▶ _Stated goal_
Search the records that follow and extract every line containing the string "合约期内".

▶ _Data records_

--------------------

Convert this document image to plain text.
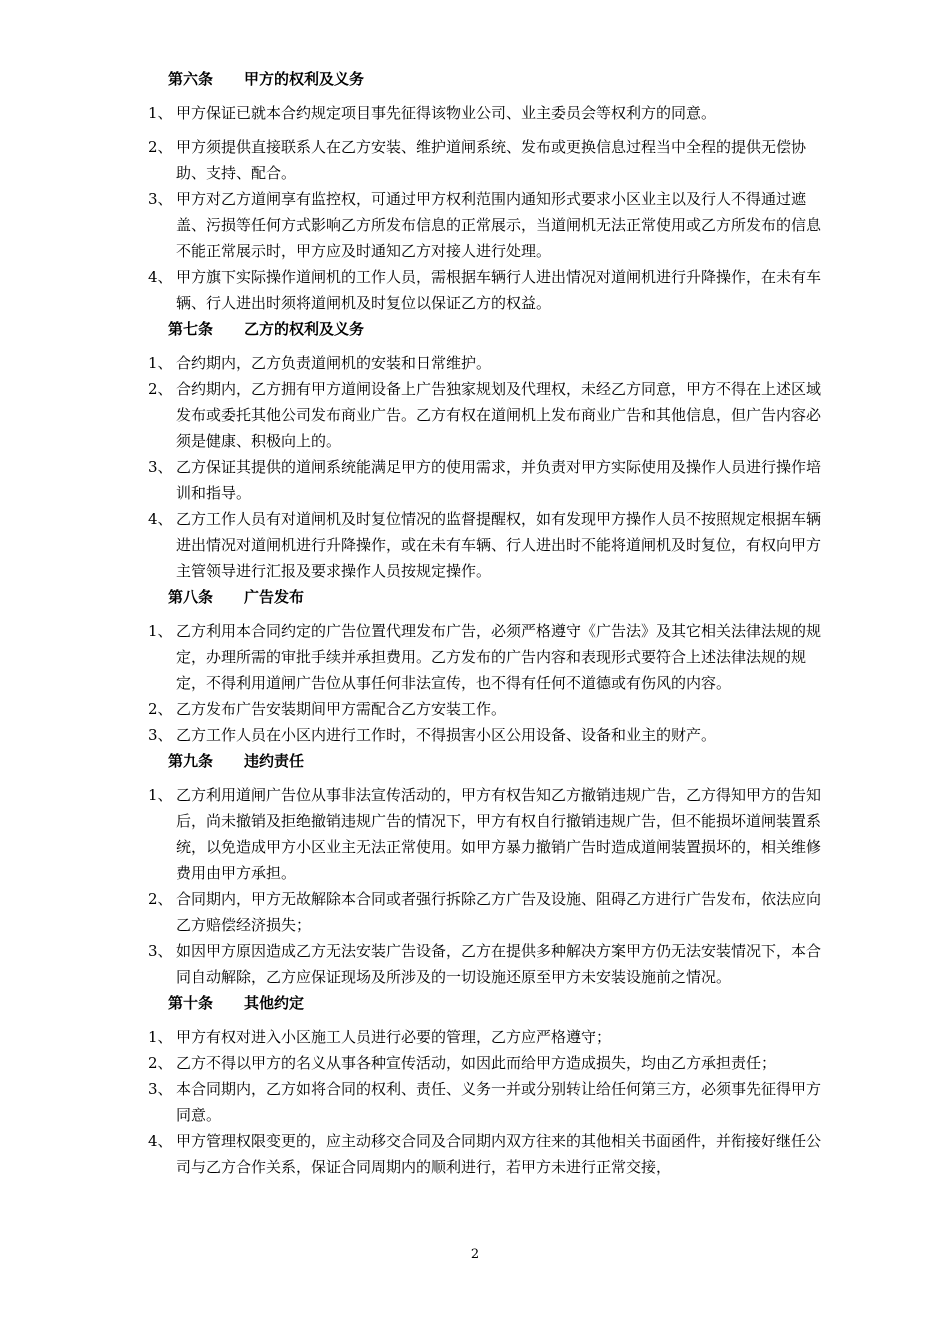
第六条 甲方的权利及义务

1、 甲方保证已就本合约规定项目事先征得该物业公司、业主委员会等权利方的同意。

2、 甲方须提供直接联系人在乙方安装、维护道闸系统、发布或更换信息过程当中全程的提供无偿协助、支持、配合。

3、 甲方对乙方道闸享有监控权，可通过甲方权利范围内通知形式要求小区业主以及行人不得通过遮盖、污损等任何方式影响乙方所发布信息的正常展示，当道闸机无法正常使用或乙方所发布的信息不能正常展示时，甲方应及时通知乙方对接人进行处理。

4、 甲方旗下实际操作道闸机的工作人员，需根据车辆行人进出情况对道闸机进行升降操作，在未有车辆、行人进出时须将道闸机及时复位以保证乙方的权益。

第七条 乙方的权利及义务

1、 合约期内，乙方负责道闸机的安装和日常维护。

2、 合约期内，乙方拥有甲方道闸设备上广告独家规划及代理权，未经乙方同意，甲方不得在上述区域发布或委托其他公司发布商业广告。乙方有权在道闸机上发布商业广告和其他信息，但广告内容必须是健康、积极向上的。

3、 乙方保证其提供的道闸系统能满足甲方的使用需求，并负责对甲方实际使用及操作人员进行操作培训和指导。

4、 乙方工作人员有对道闸机及时复位情况的监督提醒权，如有发现甲方操作人员不按照规定根据车辆进出情况对道闸机进行升降操作，或在未有车辆、行人进出时不能将道闸机及时复位，有权向甲方主管领导进行汇报及要求操作人员按规定操作。

第八条 广告发布

1、 乙方利用本合同约定的广告位置代理发布广告，必须严格遵守《广告法》及其它相关法律法规的规定，办理所需的审批手续并承担费用。乙方发布的广告内容和表现形式要符合上述法律法规的规定，不得利用道闸广告位从事任何非法宣传，也不得有任何不道德或有伤风的内容。

2、 乙方发布广告安装期间甲方需配合乙方安装工作。

3、 乙方工作人员在小区内进行工作时，不得损害小区公用设备、设备和业主的财产。

第九条 违约责任

1、 乙方利用道闸广告位从事非法宣传活动的，甲方有权告知乙方撤销违规广告，乙方得知甲方的告知后，尚未撤销及拒绝撤销违规广告的情况下，甲方有权自行撤销违规广告，但不能损坏道闸装置系统，以免造成甲方小区业主无法正常使用。如甲方暴力撤销广告时造成道闸装置损坏的，相关维修费用由甲方承担。

2、 合同期内，甲方无故解除本合同或者强行拆除乙方广告及设施、阻碍乙方进行广告发布，依法应向乙方赔偿经济损失；

3、 如因甲方原因造成乙方无法安装广告设备，乙方在提供多种解决方案甲方仍无法安装情况下，本合同自动解除，乙方应保证现场及所涉及的一切设施还原至甲方未安装设施前之情况。

第十条 其他约定

1、 甲方有权对进入小区施工人员进行必要的管理，乙方应严格遵守；

2、 乙方不得以甲方的名义从事各种宣传活动，如因此而给甲方造成损失，均由乙方承担责任；

3、 本合同期内，乙方如将合同的权利、责任、义务一并或分别转让给任何第三方，必须事先征得甲方同意。

4、 甲方管理权限变更的，应主动移交合同及合同期内双方往来的其他相关书面函件，并衔接好继任公司与乙方合作关系，保证合同周期内的顺利进行，若甲方未进行正常交接，

2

--------------------

▶ _Solution_
1、 合约期内，乙方负责道闸机的安装和日常维护。
2、 合约期内，乙方拥有甲方道闸设备上广告独家规划及代理权，未经乙方同意，甲方不得在上述区域发布或委托其他公司发布商业广告。乙方有权在道闸机上发布商业广告和其他信息，但广告内容必须是健康、积极向上的。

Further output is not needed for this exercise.